■ TASK DETAILS: The records should be written out in full, with nothing altered.

Figure record listings:

*****

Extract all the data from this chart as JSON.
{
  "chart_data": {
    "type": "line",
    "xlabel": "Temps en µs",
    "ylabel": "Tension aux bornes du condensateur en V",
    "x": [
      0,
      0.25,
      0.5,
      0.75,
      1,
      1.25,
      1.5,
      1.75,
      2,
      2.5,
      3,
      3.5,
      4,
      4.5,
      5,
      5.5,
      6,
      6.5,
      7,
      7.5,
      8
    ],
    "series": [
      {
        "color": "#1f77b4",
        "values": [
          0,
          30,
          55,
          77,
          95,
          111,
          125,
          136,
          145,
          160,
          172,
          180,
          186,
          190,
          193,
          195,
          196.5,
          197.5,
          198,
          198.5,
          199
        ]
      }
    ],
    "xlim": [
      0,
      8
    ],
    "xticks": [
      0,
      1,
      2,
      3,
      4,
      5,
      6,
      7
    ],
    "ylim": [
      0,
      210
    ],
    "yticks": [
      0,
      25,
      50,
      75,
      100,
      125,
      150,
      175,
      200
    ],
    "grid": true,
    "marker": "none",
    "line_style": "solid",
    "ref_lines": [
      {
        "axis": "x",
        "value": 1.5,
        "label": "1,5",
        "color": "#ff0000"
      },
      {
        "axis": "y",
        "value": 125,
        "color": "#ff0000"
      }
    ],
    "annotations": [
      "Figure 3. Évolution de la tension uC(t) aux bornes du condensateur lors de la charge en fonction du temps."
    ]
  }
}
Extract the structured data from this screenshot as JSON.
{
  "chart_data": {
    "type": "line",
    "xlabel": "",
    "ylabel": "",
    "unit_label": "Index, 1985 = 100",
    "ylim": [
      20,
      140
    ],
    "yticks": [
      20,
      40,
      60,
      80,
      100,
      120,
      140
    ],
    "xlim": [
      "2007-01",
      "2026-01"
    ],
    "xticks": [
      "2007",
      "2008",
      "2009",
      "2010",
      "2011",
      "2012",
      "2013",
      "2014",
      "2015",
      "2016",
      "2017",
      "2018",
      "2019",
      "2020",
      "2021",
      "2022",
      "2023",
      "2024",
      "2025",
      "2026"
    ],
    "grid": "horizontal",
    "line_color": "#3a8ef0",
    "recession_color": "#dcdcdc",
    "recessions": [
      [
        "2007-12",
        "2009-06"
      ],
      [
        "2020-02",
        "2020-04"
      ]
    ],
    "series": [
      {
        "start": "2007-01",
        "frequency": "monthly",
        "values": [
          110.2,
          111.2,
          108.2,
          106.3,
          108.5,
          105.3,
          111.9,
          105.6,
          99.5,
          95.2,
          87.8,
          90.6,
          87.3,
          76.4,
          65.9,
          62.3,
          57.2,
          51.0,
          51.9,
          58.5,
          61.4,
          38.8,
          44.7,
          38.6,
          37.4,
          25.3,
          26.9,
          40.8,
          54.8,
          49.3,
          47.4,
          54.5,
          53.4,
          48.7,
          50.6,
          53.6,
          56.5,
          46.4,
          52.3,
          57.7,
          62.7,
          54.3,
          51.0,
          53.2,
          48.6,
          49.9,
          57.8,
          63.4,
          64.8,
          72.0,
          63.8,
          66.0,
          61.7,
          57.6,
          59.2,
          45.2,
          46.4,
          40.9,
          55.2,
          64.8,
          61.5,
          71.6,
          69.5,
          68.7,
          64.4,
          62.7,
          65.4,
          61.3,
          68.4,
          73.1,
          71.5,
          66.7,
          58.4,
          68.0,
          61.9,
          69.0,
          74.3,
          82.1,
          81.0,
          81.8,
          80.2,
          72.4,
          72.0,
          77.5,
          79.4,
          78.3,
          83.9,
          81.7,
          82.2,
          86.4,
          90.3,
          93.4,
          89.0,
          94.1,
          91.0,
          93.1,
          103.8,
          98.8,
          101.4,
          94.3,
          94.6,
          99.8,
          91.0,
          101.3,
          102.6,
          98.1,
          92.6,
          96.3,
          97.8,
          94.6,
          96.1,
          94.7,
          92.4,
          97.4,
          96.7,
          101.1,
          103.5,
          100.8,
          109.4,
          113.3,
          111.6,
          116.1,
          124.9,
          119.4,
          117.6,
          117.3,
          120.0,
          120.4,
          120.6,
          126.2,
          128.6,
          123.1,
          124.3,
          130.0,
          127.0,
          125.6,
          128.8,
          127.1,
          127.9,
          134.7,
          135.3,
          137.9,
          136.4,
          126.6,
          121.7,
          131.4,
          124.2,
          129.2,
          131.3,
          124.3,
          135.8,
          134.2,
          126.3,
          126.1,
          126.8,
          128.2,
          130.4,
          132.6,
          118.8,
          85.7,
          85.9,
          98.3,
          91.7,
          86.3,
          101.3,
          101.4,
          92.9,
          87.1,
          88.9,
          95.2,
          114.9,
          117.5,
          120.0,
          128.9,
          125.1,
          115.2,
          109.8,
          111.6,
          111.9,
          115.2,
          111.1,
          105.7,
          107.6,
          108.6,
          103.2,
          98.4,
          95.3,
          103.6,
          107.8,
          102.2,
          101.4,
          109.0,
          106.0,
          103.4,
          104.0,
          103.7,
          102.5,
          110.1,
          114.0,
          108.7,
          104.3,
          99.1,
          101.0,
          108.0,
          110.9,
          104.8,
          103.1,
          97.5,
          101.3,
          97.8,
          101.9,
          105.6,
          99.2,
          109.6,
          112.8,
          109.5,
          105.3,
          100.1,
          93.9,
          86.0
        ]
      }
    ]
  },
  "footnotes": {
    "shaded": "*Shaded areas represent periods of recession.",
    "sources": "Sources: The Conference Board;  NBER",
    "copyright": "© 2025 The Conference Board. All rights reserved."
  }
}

*****

■ ANSWER TO THIS PROBLEM:
Extract all the data from this chart as JSON.
{
  "chart_data": {
    "type": "line",
    "xlabel": "Temps en µs",
    "ylabel": "Tension aux bornes du condensateur en V",
    "x": [
      0,
      0.25,
      0.5,
      0.75,
      1,
      1.25,
      1.5,
      1.75,
      2,
      2.5,
      3,
      3.5,
      4,
      4.5,
      5,
      5.5,
      6,
      6.5,
      7,
      7.5,
      8
    ],
    "series": [
      {
        "color": "#1f77b4",
        "values": [
          0,
          30,
          55,
          77,
          95,
          111,
          125,
          136,
          145,
          160,
          172,
          180,
          186,
          190,
          193,
          195,
          196.5,
          197.5,
          198,
          198.5,
          199
        ]
      }
    ],
    "xlim": [
      0,
      8
    ],
    "xticks": [
      0,
      1,
      2,
      3,
      4,
      5,
      6,
      7
    ],
    "ylim": [
      0,
      210
    ],
    "yticks": [
      0,
      25,
      50,
      75,
      100,
      125,
      150,
      175,
      200
    ],
    "grid": true,
    "marker": "none",
    "line_style": "solid",
    "ref_lines": [
      {
        "axis": "x",
        "value": 1.5,
        "label": "1,5",
        "color": "#ff0000"
      },
      {
        "axis": "y",
        "value": 125,
        "color": "#ff0000"
      }
    ],
    "annotations": [
      "Figure 3. Évolution de la tension uC(t) aux bornes du condensateur lors de la charge en fonction du temps."
    ]
  }
}
Extract the structured data from this screenshot as JSON.
{
  "chart_data": {
    "type": "line",
    "xlabel": "",
    "ylabel": "",
    "unit_label": "Index, 1985 = 100",
    "ylim": [
      20,
      140
    ],
    "yticks": [
      20,
      40,
      60,
      80,
      100,
      120,
      140
    ],
    "xlim": [
      "2007-01",
      "2026-01"
    ],
    "xticks": [
      "2007",
      "2008",
      "2009",
      "2010",
      "2011",
      "2012",
      "2013",
      "2014",
      "2015",
      "2016",
      "2017",
      "2018",
      "2019",
      "2020",
      "2021",
      "2022",
      "2023",
      "2024",
      "2025",
      "2026"
    ],
    "grid": "horizontal",
    "line_color": "#3a8ef0",
    "recession_color": "#dcdcdc",
    "recessions": [
      [
        "2007-12",
        "2009-06"
      ],
      [
        "2020-02",
        "2020-04"
      ]
    ],
    "series": [
      {
        "start": "2007-01",
        "frequency": "monthly",
        "values": [
          110.2,
          111.2,
          108.2,
          106.3,
          108.5,
          105.3,
          111.9,
          105.6,
          99.5,
          95.2,
          87.8,
          90.6,
          87.3,
          76.4,
          65.9,
          62.3,
          57.2,
          51.0,
          51.9,
          58.5,
          61.4,
          38.8,
          44.7,
          38.6,
          37.4,
          25.3,
          26.9,
          40.8,
          54.8,
          49.3,
          47.4,
          54.5,
          53.4,
          48.7,
          50.6,
          53.6,
          56.5,
          46.4,
          52.3,
          57.7,
          62.7,
          54.3,
          51.0,
          53.2,
          48.6,
          49.9,
          57.8,
          63.4,
          64.8,
          72.0,
          63.8,
          66.0,
          61.7,
          57.6,
          59.2,
          45.2,
          46.4,
          40.9,
          55.2,
          64.8,
          61.5,
          71.6,
          69.5,
          68.7,
          64.4,
          62.7,
          65.4,
          61.3,
          68.4,
          73.1,
          71.5,
          66.7,
          58.4,
          68.0,
          61.9,
          69.0,
          74.3,
          82.1,
          81.0,
          81.8,
          80.2,
          72.4,
          72.0,
          77.5,
          79.4,
          78.3,
          83.9,
          81.7,
          82.2,
          86.4,
          90.3,
          93.4,
          89.0,
          94.1,
          91.0,
          93.1,
          103.8,
          98.8,
          101.4,
          94.3,
          94.6,
          99.8,
          91.0,
          101.3,
          102.6,
          98.1,
          92.6,
          96.3,
          97.8,
          94.6,
          96.1,
          94.7,
          92.4,
          97.4,
          96.7,
          101.1,
          103.5,
          100.8,
          109.4,
          113.3,
          111.6,
          116.1,
          124.9,
          119.4,
          117.6,
          117.3,
          120.0,
          120.4,
          120.6,
          126.2,
          128.6,
          123.1,
          124.3,
          130.0,
          127.0,
          125.6,
          128.8,
          127.1,
          127.9,
          134.7,
          135.3,
          137.9,
          136.4,
          126.6,
          121.7,
          131.4,
          124.2,
          129.2,
          131.3,
          124.3,
          135.8,
          134.2,
          126.3,
          126.1,
          126.8,
          128.2,
          130.4,
          132.6,
          118.8,
          85.7,
          85.9,
          98.3,
          91.7,
          86.3,
          101.3,
          101.4,
          92.9,
          87.1,
          88.9,
          95.2,
          114.9,
          117.5,
          120.0,
          128.9,
          125.1,
          115.2,
          109.8,
          111.6,
          111.9,
          115.2,
          111.1,
          105.7,
          107.6,
          108.6,
          103.2,
          98.4,
          95.3,
          103.6,
          107.8,
          102.2,
          101.4,
          109.0,
          106.0,
          103.4,
          104.0,
          103.7,
          102.5,
          110.1,
          114.0,
          108.7,
          104.3,
          99.1,
          101.0,
          108.0,
          110.9,
          104.8,
          103.1,
          97.5,
          101.3,
          97.8,
          101.9,
          105.6,
          99.2,
          109.6,
          112.8,
          109.5,
          105.3,
          100.1,
          93.9,
          86.0
        ]
      }
    ]
  },
  "footnotes": {
    "shaded": "*Shaded areas represent periods of recession.",
    "sources": "Sources: The Conference Board;  NBER",
    "copyright": "© 2025 The Conference Board. All rights reserved."
  }
}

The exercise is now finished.